**Required work**
Across the entries that follow, work out the number of lines containing the string "upphandling", and state it alone.

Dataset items
*-*-*

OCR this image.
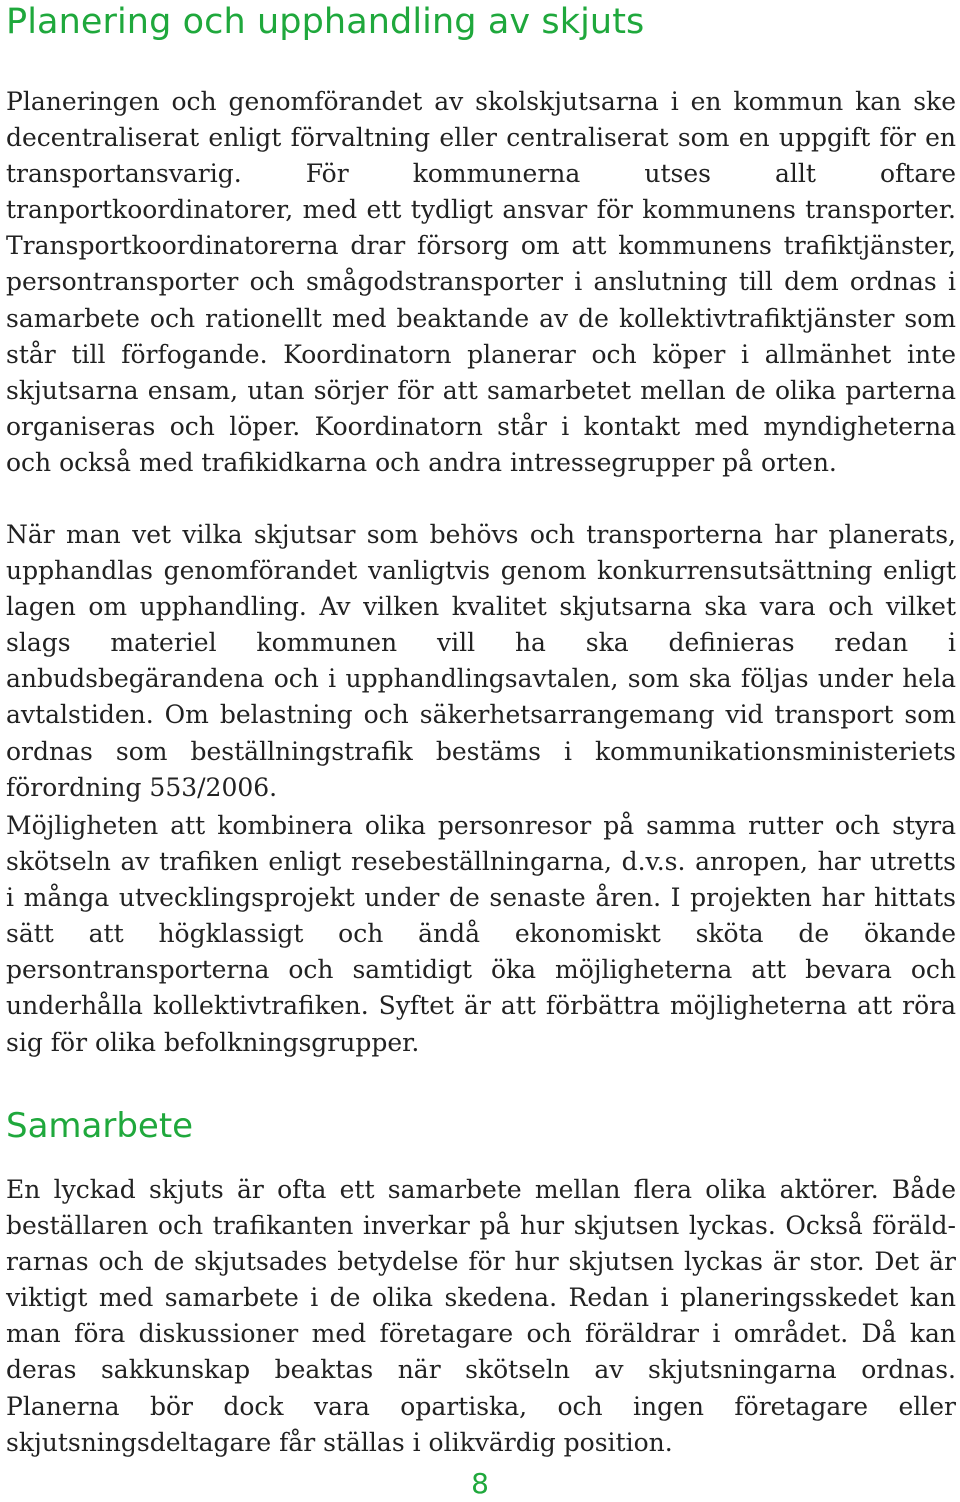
Planering och upphandling av skjuts

Planeringen och genomförandet av skolskjutsarna i en kommun kan ske decentraliserat enligt förvaltning eller centraliserat som en uppgift för en transportansvarig. För kommunerna utses allt oftare tranportkoordinatorer, med ett tydligt ansvar för kommunens transporter. Transportkoordinatorerna drar försorg om att kommunens trafiktjänster, persontransporter och smågodstransporter i anslutning till dem ordnas i samarbete och rationellt med beaktande av de kollektivtrafiktjänster som står till förfogande. Koordinatorn planerar och köper i allmänhet inte skjutsarna ensam, utan sörjer för att samarbetet mellan de olika parterna organiseras och löper. Koordinatorn står i kontakt med myndigheterna och också med trafikidkarna och andra intressegrupper på orten.

När man vet vilka skjutsar som behövs och transporterna har planerats, upphandlas genomförandet vanligtvis genom konkurrensutsättning enligt lagen om upphandling. Av vilken kvalitet skjutsarna ska vara och vilket slags materiel kommunen vill ha ska definieras redan i anbudsbegärandena och i upphandlingsavtalen, som ska följas under hela avtalstiden. Om belastning och säkerhetsarrangemang vid transport som ordnas som beställningstrafik bestäms i kommunikationsministeriets förordning 553/2006.

Möjligheten att kombinera olika personresor på samma rutter och styra skötseln av trafiken enligt resebeställningarna, d.v.s. anropen, har utretts i många utvecklingsprojekt under de senaste åren. I projekten har hittats sätt att högklassigt och ändå ekonomiskt sköta de ökande persontransporterna och samtidigt öka möjligheterna att bevara och underhålla kollektivtrafiken. Syftet är att förbättra möjligheterna att röra sig för olika befolkningsgrupper.

Samarbete

En lyckad skjuts är ofta ett samarbete mellan flera olika aktörer. Både beställaren och trafikanten inverkar på hur skjutsen lyckas. Också föräldrarnas och de skjutsades betydelse för hur skjutsen lyckas är stor. Det är viktigt med samarbete i de olika skedena. Redan i planeringsskedet kan man föra diskussioner med företagare och föräldrar i området. Då kan deras sakkunskap beaktas när skötseln av skjutsningarna ordnas. Planerna bör dock vara opartiska, och ingen företagare eller skjutsningsdeltagare får ställas i olikvärdig position.

8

*-*-*

**Output for this exercise**
2